THE REQUEST: Below are some records; reproduce every one of them exactly.

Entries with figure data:
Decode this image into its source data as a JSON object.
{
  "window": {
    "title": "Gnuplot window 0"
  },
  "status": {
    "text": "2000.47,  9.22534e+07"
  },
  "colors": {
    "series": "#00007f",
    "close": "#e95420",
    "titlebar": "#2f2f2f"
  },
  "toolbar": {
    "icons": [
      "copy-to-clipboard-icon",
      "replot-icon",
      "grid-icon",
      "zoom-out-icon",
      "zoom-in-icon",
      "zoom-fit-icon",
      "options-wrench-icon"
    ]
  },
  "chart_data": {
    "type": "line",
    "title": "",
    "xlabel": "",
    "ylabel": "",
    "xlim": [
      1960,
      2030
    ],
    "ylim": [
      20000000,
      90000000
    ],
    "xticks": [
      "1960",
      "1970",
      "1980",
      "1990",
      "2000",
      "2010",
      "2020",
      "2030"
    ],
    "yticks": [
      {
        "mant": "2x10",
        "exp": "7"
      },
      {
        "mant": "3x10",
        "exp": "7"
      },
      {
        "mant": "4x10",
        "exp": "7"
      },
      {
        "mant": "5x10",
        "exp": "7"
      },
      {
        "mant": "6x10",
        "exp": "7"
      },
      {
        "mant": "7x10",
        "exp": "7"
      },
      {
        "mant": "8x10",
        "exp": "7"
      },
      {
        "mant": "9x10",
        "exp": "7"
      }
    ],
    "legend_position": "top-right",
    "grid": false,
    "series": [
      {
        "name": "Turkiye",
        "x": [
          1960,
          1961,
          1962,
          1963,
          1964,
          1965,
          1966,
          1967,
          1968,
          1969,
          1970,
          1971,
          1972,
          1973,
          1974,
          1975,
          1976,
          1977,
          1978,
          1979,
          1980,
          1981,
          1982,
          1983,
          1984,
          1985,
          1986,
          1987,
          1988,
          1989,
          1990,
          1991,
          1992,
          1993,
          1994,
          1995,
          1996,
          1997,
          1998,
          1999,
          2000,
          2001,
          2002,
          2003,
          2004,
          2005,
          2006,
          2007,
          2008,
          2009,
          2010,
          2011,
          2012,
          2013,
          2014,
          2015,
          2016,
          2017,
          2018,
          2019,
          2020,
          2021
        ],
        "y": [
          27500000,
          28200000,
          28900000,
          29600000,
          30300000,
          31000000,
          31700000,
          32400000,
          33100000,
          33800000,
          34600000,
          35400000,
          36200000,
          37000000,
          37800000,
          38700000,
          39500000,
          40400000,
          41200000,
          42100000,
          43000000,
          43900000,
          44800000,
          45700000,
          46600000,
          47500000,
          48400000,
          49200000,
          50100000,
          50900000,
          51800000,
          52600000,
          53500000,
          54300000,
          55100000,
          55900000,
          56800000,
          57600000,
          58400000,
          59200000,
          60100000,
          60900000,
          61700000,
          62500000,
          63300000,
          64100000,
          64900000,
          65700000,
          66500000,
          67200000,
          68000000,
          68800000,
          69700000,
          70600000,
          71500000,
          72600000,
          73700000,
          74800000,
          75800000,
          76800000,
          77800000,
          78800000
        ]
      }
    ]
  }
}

PROBLEM SOLUTION:
Decode this image into its source data as a JSON object.
{
  "window": {
    "title": "Gnuplot window 0"
  },
  "status": {
    "text": "2000.47,  9.22534e+07"
  },
  "colors": {
    "series": "#00007f",
    "close": "#e95420",
    "titlebar": "#2f2f2f"
  },
  "toolbar": {
    "icons": [
      "copy-to-clipboard-icon",
      "replot-icon",
      "grid-icon",
      "zoom-out-icon",
      "zoom-in-icon",
      "zoom-fit-icon",
      "options-wrench-icon"
    ]
  },
  "chart_data": {
    "type": "line",
    "title": "",
    "xlabel": "",
    "ylabel": "",
    "xlim": [
      1960,
      2030
    ],
    "ylim": [
      20000000,
      90000000
    ],
    "xticks": [
      "1960",
      "1970",
      "1980",
      "1990",
      "2000",
      "2010",
      "2020",
      "2030"
    ],
    "yticks": [
      {
        "mant": "2x10",
        "exp": "7"
      },
      {
        "mant": "3x10",
        "exp": "7"
      },
      {
        "mant": "4x10",
        "exp": "7"
      },
      {
        "mant": "5x10",
        "exp": "7"
      },
      {
        "mant": "6x10",
        "exp": "7"
      },
      {
        "mant": "7x10",
        "exp": "7"
      },
      {
        "mant": "8x10",
        "exp": "7"
      },
      {
        "mant": "9x10",
        "exp": "7"
      }
    ],
    "legend_position": "top-right",
    "grid": false,
    "series": [
      {
        "name": "Turkiye",
        "x": [
          1960,
          1961,
          1962,
          1963,
          1964,
          1965,
          1966,
          1967,
          1968,
          1969,
          1970,
          1971,
          1972,
          1973,
          1974,
          1975,
          1976,
          1977,
          1978,
          1979,
          1980,
          1981,
          1982,
          1983,
          1984,
          1985,
          1986,
          1987,
          1988,
          1989,
          1990,
          1991,
          1992,
          1993,
          1994,
          1995,
          1996,
          1997,
          1998,
          1999,
          2000,
          2001,
          2002,
          2003,
          2004,
          2005,
          2006,
          2007,
          2008,
          2009,
          2010,
          2011,
          2012,
          2013,
          2014,
          2015,
          2016,
          2017,
          2018,
          2019,
          2020,
          2021
        ],
        "y": [
          27500000,
          28200000,
          28900000,
          29600000,
          30300000,
          31000000,
          31700000,
          32400000,
          33100000,
          33800000,
          34600000,
          35400000,
          36200000,
          37000000,
          37800000,
          38700000,
          39500000,
          40400000,
          41200000,
          42100000,
          43000000,
          43900000,
          44800000,
          45700000,
          46600000,
          47500000,
          48400000,
          49200000,
          50100000,
          50900000,
          51800000,
          52600000,
          53500000,
          54300000,
          55100000,
          55900000,
          56800000,
          57600000,
          58400000,
          59200000,
          60100000,
          60900000,
          61700000,
          62500000,
          63300000,
          64100000,
          64900000,
          65700000,
          66500000,
          67200000,
          68000000,
          68800000,
          69700000,
          70600000,
          71500000,
          72600000,
          73700000,
          74800000,
          75800000,
          76800000,
          77800000,
          78800000
        ]
      }
    ]
  }
}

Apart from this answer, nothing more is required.